___ Supplied records

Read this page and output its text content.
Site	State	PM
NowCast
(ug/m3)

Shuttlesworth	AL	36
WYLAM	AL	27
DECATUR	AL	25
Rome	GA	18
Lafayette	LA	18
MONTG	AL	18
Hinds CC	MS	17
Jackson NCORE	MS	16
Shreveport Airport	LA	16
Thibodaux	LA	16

______

What is needed here is an exact reproduction of all the entries.

Response to the task:
Read this page and output its text content.
Site	State	PM
NowCast
(ug/m3)

Shuttlesworth	AL	36
WYLAM	AL	27
DECATUR	AL	25
Rome	GA	18
Lafayette	LA	18
MONTG	AL	18
Hinds CC	MS	17
Jackson NCORE	MS	16
Shreveport Airport	LA	16
Thibodaux	LA	16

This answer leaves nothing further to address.